## Required task
Look through the material below. Copy every line with the string "this" in it.

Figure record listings

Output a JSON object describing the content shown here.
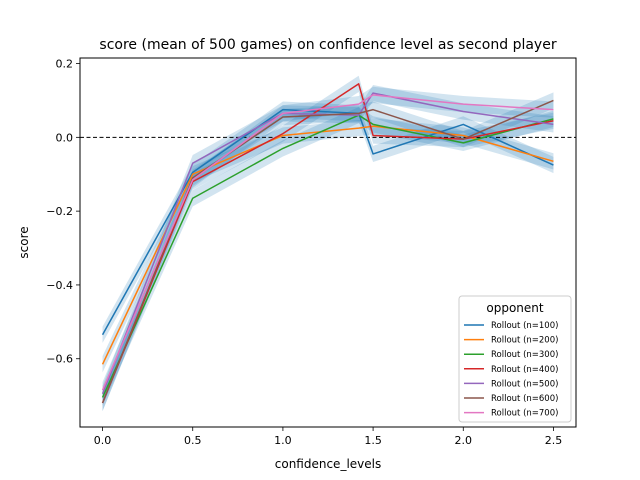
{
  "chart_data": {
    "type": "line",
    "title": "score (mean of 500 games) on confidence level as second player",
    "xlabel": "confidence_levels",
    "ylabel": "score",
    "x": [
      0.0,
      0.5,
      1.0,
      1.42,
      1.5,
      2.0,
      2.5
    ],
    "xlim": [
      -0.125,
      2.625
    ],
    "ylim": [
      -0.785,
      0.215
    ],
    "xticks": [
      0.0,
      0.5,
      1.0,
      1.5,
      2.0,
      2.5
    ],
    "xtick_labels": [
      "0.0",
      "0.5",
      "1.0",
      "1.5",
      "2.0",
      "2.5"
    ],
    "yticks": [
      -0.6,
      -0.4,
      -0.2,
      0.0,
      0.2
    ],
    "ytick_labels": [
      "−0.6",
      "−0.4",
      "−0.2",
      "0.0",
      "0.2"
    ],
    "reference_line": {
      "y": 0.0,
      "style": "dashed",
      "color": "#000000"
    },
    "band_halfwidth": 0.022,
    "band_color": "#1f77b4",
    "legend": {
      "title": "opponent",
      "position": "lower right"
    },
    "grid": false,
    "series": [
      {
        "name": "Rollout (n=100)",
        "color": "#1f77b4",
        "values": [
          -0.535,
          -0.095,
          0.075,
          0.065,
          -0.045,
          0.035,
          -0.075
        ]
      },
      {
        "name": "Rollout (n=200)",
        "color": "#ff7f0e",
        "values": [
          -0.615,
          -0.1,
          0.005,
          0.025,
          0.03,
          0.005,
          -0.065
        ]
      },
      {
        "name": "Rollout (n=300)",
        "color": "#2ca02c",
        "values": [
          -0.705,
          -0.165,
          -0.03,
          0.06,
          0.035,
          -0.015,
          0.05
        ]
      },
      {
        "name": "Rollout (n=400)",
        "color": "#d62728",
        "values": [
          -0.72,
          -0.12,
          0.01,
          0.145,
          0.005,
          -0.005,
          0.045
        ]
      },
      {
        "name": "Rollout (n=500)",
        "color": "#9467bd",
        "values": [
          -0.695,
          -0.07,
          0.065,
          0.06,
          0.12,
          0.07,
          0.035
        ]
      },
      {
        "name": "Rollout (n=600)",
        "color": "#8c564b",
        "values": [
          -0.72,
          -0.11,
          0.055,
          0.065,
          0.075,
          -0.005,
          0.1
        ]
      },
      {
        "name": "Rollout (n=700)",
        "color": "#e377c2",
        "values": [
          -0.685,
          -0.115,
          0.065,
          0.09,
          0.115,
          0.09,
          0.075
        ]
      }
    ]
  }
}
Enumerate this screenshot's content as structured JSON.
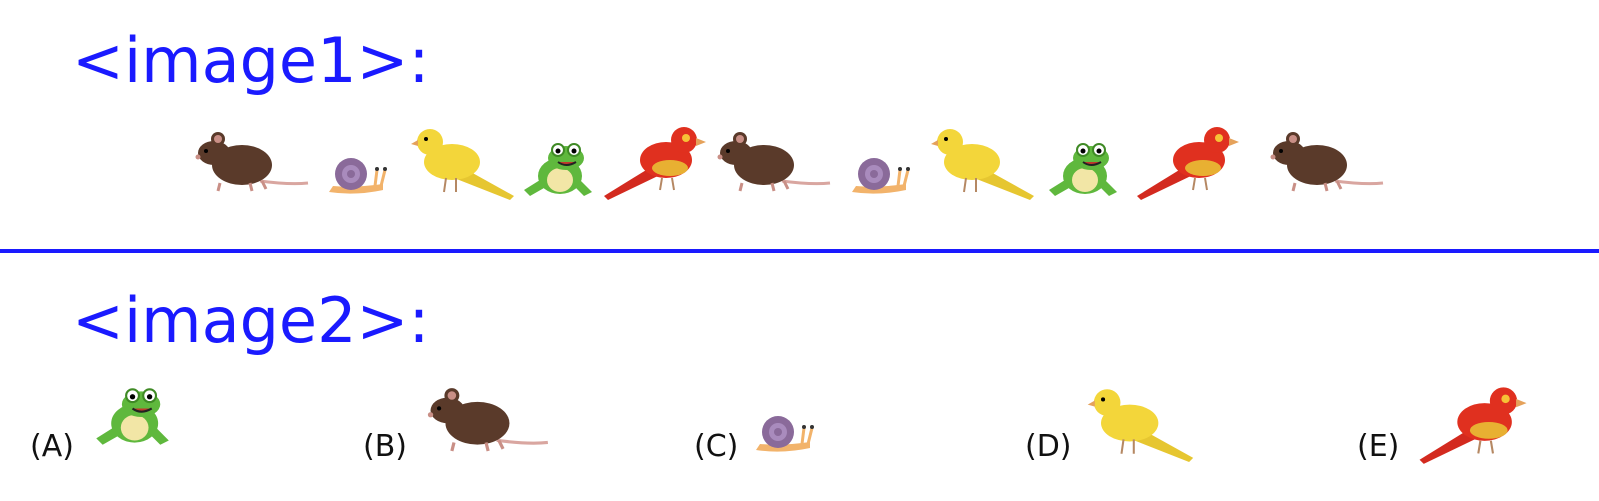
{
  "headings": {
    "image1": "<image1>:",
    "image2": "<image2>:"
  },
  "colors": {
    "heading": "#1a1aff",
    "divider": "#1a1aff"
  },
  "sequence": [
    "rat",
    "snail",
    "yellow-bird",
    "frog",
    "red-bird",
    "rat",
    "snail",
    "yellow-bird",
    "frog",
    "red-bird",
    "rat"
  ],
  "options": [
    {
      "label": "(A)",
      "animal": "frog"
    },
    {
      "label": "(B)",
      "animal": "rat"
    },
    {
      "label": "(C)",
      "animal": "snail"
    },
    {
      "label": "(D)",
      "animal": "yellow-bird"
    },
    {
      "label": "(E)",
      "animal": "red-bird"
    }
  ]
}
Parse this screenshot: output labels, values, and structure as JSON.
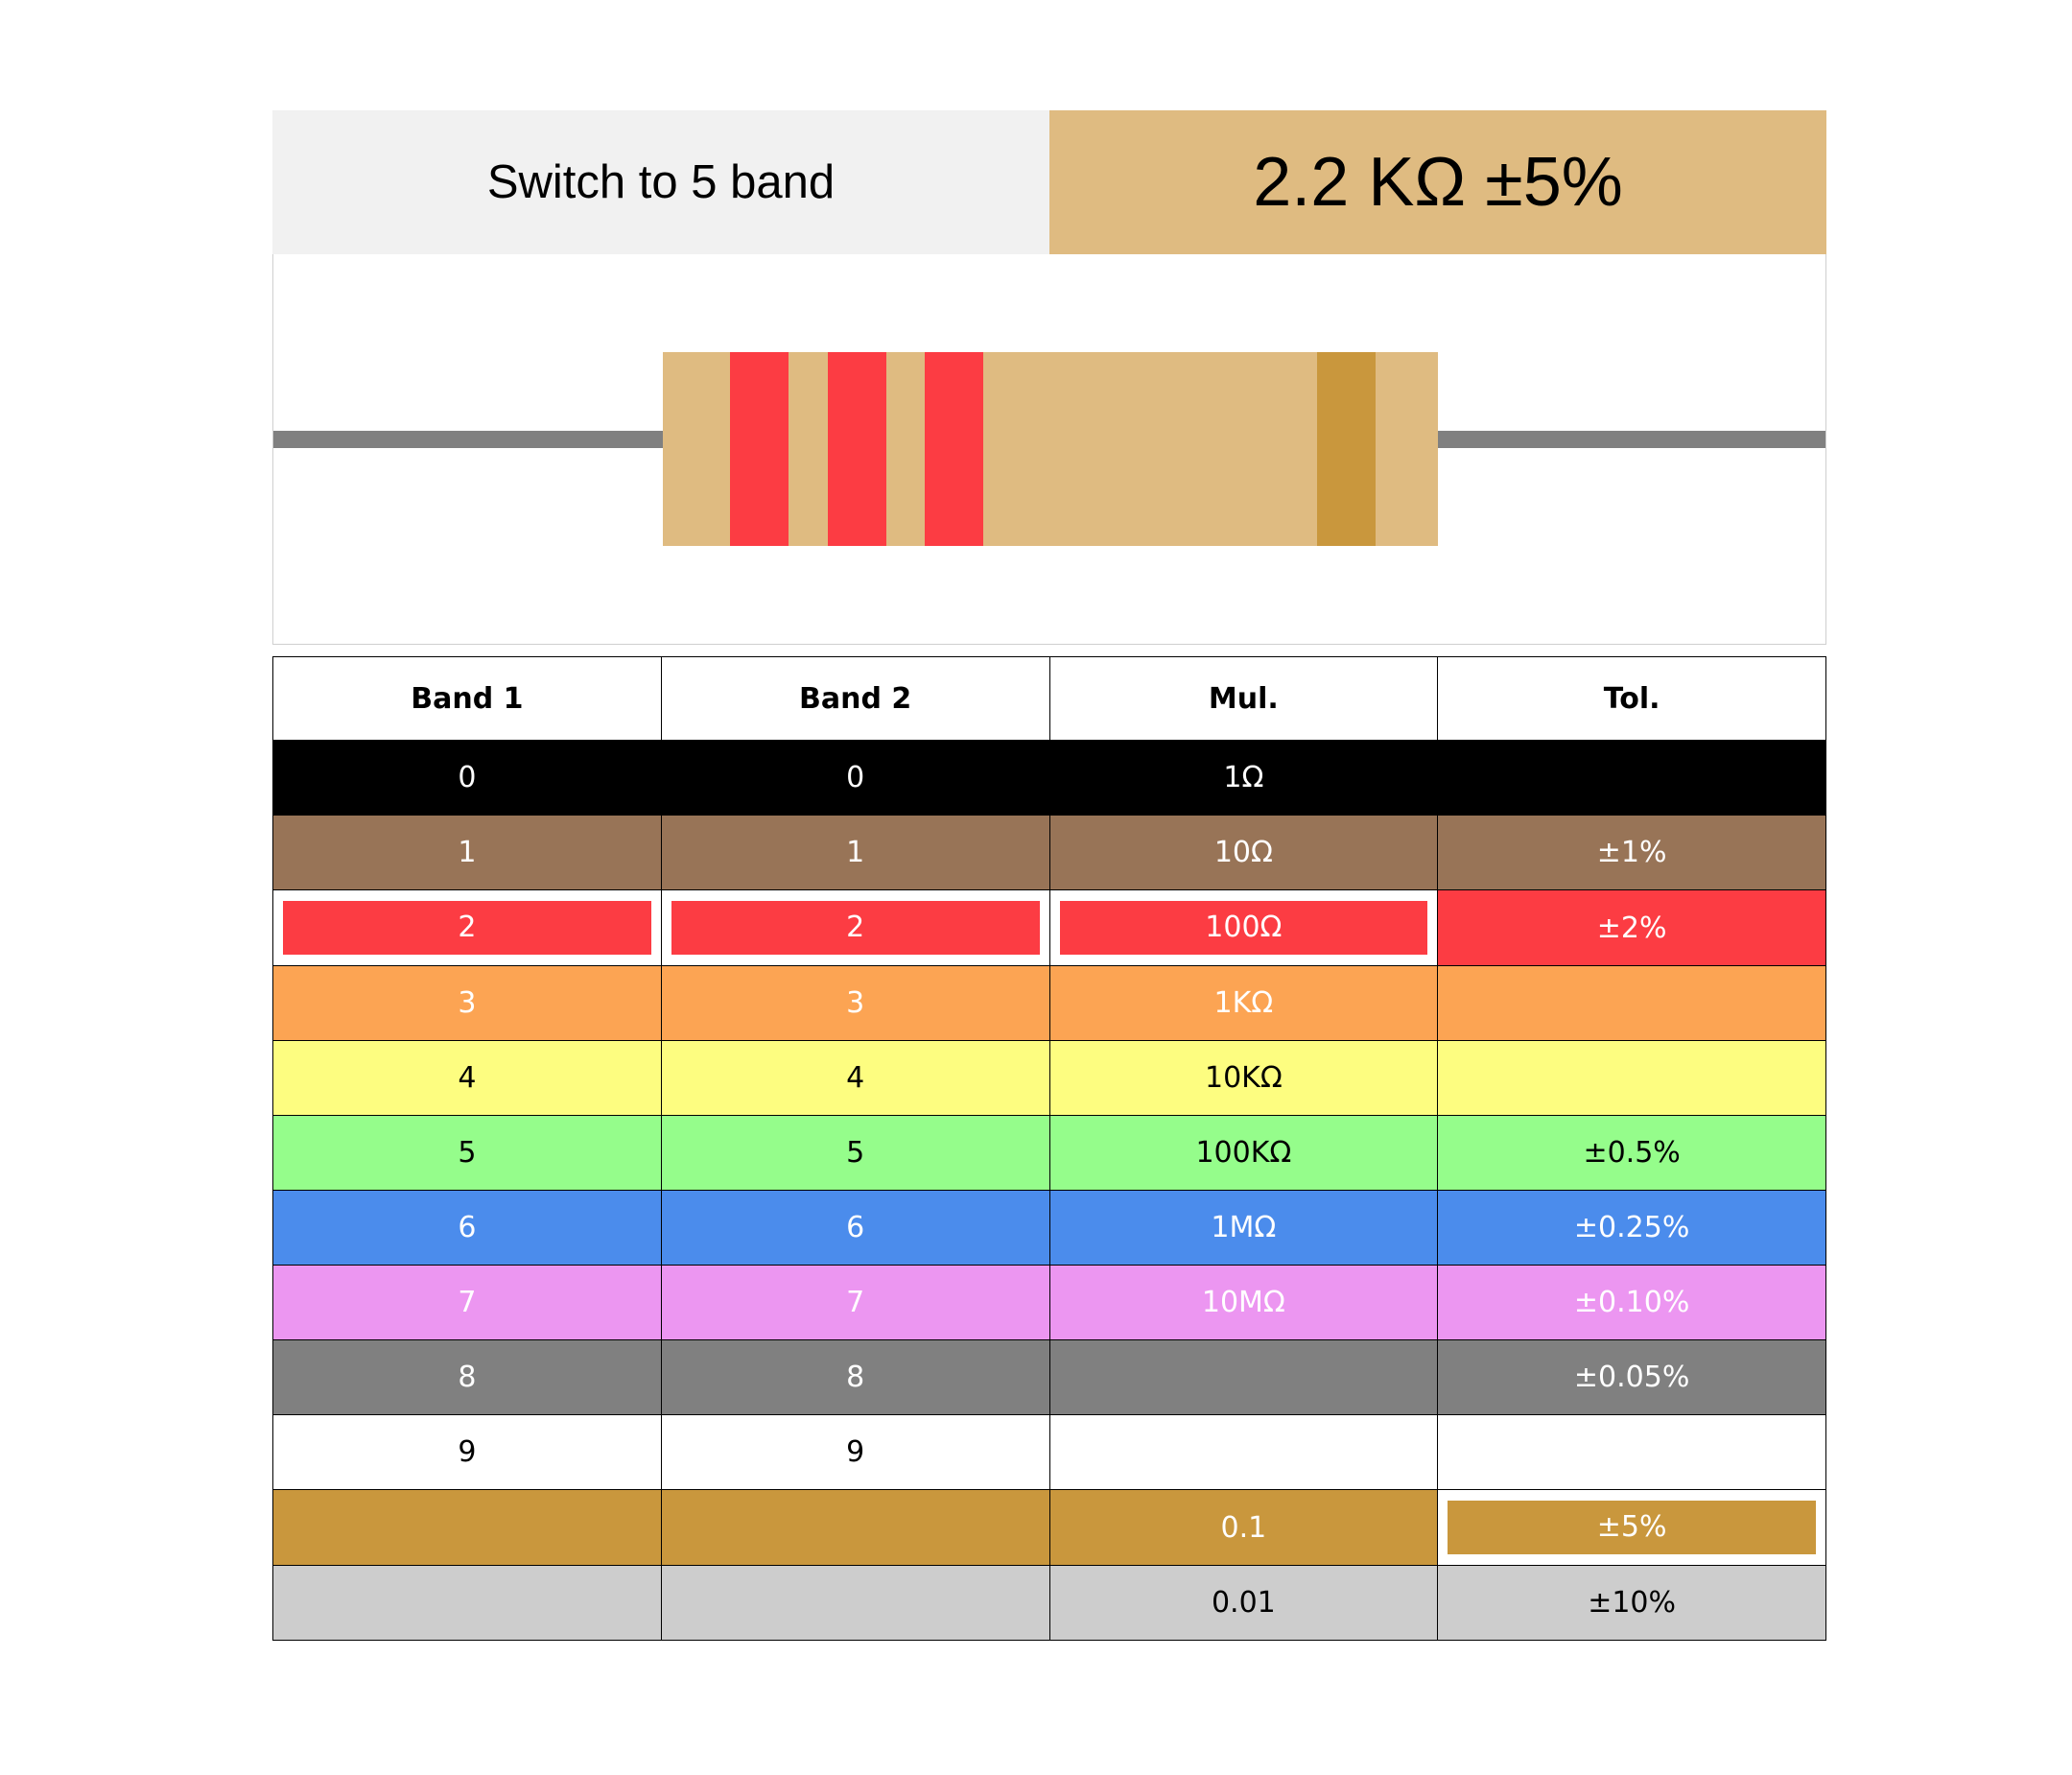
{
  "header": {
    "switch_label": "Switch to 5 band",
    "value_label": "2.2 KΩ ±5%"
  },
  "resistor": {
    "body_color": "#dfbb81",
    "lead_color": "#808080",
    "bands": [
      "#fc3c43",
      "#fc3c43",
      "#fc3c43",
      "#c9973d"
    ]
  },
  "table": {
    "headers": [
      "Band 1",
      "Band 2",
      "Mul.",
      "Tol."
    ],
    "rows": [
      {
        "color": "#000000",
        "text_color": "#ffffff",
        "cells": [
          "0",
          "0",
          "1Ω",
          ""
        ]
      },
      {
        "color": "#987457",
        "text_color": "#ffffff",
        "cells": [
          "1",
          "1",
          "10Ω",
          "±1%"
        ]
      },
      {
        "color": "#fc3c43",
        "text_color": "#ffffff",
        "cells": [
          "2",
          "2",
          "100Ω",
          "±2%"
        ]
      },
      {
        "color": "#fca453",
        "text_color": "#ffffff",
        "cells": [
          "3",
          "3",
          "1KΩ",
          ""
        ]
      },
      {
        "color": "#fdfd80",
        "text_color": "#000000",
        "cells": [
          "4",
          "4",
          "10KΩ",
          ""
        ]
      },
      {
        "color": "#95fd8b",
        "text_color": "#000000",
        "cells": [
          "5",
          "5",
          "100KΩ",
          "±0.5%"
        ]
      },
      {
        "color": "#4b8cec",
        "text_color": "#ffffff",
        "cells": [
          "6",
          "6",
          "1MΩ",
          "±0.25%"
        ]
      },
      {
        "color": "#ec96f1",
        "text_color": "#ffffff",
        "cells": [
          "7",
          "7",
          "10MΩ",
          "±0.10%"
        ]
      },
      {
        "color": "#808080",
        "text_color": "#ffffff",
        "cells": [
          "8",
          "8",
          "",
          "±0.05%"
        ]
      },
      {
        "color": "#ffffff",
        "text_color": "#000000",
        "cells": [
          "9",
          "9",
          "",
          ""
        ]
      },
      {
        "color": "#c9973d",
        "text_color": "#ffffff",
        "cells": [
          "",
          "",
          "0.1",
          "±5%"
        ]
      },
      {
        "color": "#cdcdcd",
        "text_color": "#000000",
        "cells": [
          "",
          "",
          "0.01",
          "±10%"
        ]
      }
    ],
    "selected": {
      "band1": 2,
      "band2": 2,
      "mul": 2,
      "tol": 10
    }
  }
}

## Expected output
Enumerate this screenshot's content as structured JSON.
Parse this screenshot: output labels, values, and structure as JSON.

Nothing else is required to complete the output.